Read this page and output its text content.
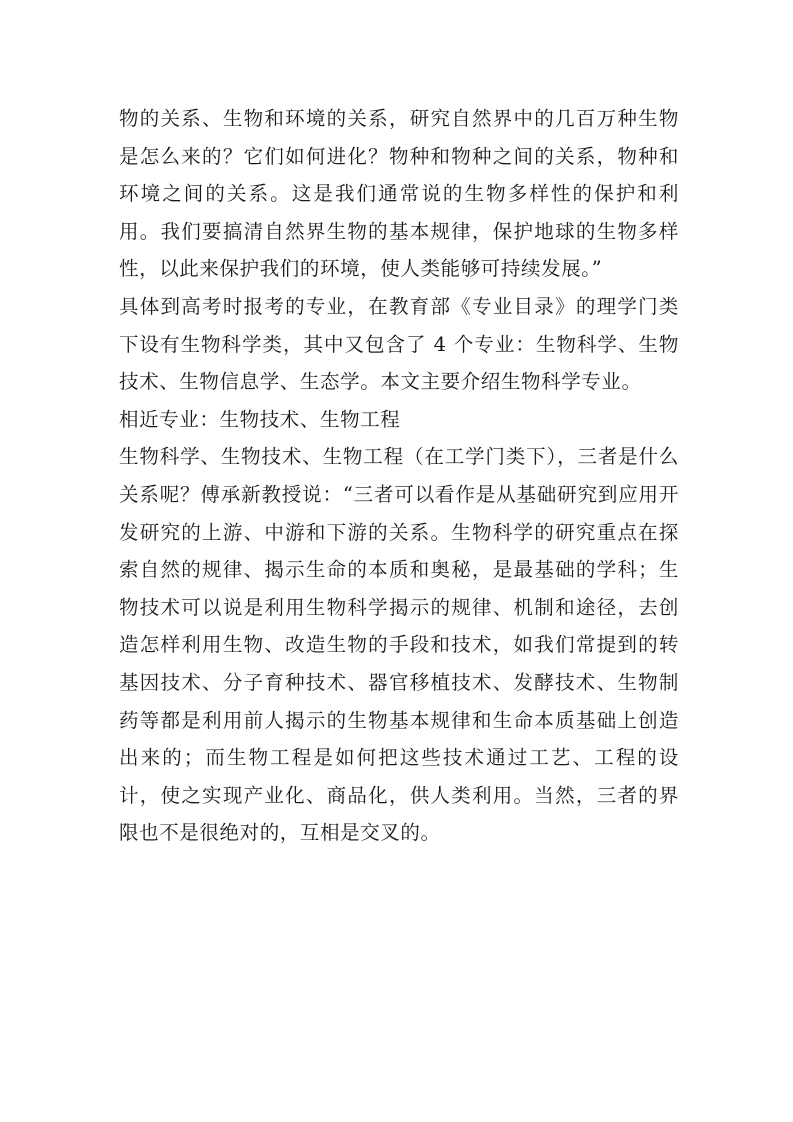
物的关系、生物和环境的关系，研究自然界中的几百万种生物是怎么来的？它们如何进化？物种和物种之间的关系，物种和环境之间的关系。这是我们通常说的生物多样性的保护和利用。我们要搞清自然界生物的基本规律，保护地球的生物多样性，以此来保护我们的环境，使人类能够可持续发展。”

具体到高考时报考的专业，在教育部《专业目录》的理学门类下设有生物科学类，其中又包含了 4 个专业：生物科学、生物技术、生物信息学、生态学。本文主要介绍生物科学专业。

相近专业：生物技术、生物工程

生物科学、生物技术、生物工程（在工学门类下），三者是什么关系呢？傅承新教授说：“三者可以看作是从基础研究到应用开发研究的上游、中游和下游的关系。生物科学的研究重点在探索自然的规律、揭示生命的本质和奥秘，是最基础的学科；生物技术可以说是利用生物科学揭示的规律、机制和途径，去创造怎样利用生物、改造生物的手段和技术，如我们常提到的转基因技术、分子育种技术、器官移植技术、发酵技术、生物制药等都是利用前人揭示的生物基本规律和生命本质基础上创造出来的；而生物工程是如何把这些技术通过工艺、工程的设计，使之实现产业化、商品化，供人类利用。当然，三者的界限也不是很绝对的，互相是交叉的。
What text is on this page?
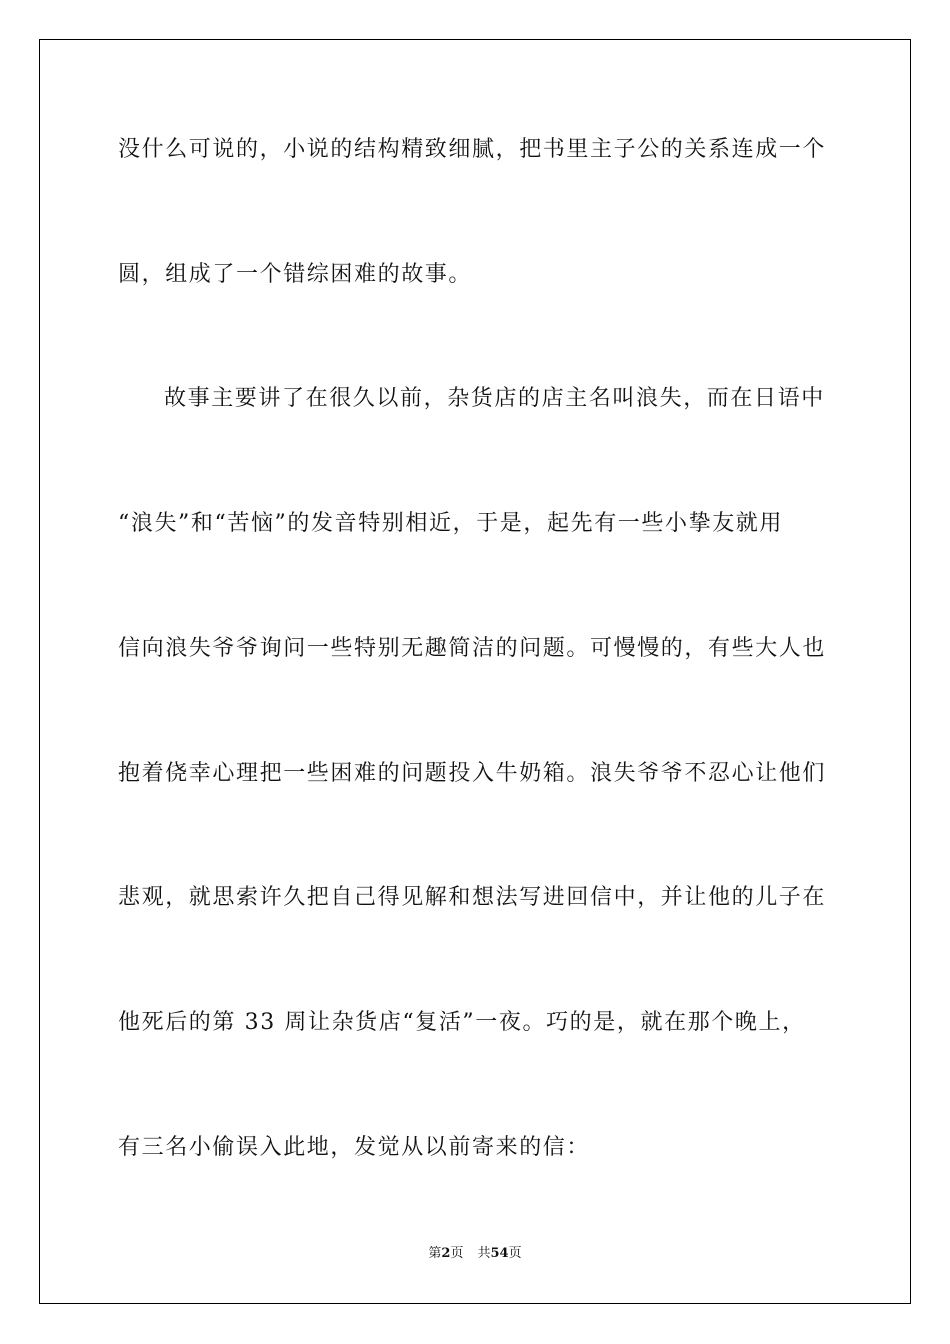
没什么可说的，小说的结构精致细腻，把书里主子公的关系连成一个
圆，组成了一个错综困难的故事。
故事主要讲了在很久以前，杂货店的店主名叫浪失，而在日语中
“浪失”和“苦恼”的发音特别相近，于是，起先有一些小挚友就用
信向浪失爷爷询问一些特别无趣简洁的问题。可慢慢的，有些大人也
抱着侥幸心理把一些困难的问题投入牛奶箱。浪失爷爷不忍心让他们
悲观，就思索许久把自己得见解和想法写进回信中，并让他的儿子在
他死后的第 33 周让杂货店“复活”一夜。巧的是，就在那个晚上，
有三名小偷误入此地，发觉从以前寄来的信：
第2页 共54页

□ □ □ □ □

**TASK REQUIREMENTS**
Please retype, exactly and with the pictures left out, the lines from the line containing "What text is on this page?" through the last line of the records above.

**RESPONSE BELOW**
What text is on this page?
没什么可说的，小说的结构精致细腻，把书里主子公的关系连成一个
圆，组成了一个错综困难的故事。
故事主要讲了在很久以前，杂货店的店主名叫浪失，而在日语中
“浪失”和“苦恼”的发音特别相近，于是，起先有一些小挚友就用
信向浪失爷爷询问一些特别无趣简洁的问题。可慢慢的，有些大人也
抱着侥幸心理把一些困难的问题投入牛奶箱。浪失爷爷不忍心让他们
悲观，就思索许久把自己得见解和想法写进回信中，并让他的儿子在
他死后的第 33 周让杂货店“复活”一夜。巧的是，就在那个晚上，
有三名小偷误入此地，发觉从以前寄来的信：
第2页 共54页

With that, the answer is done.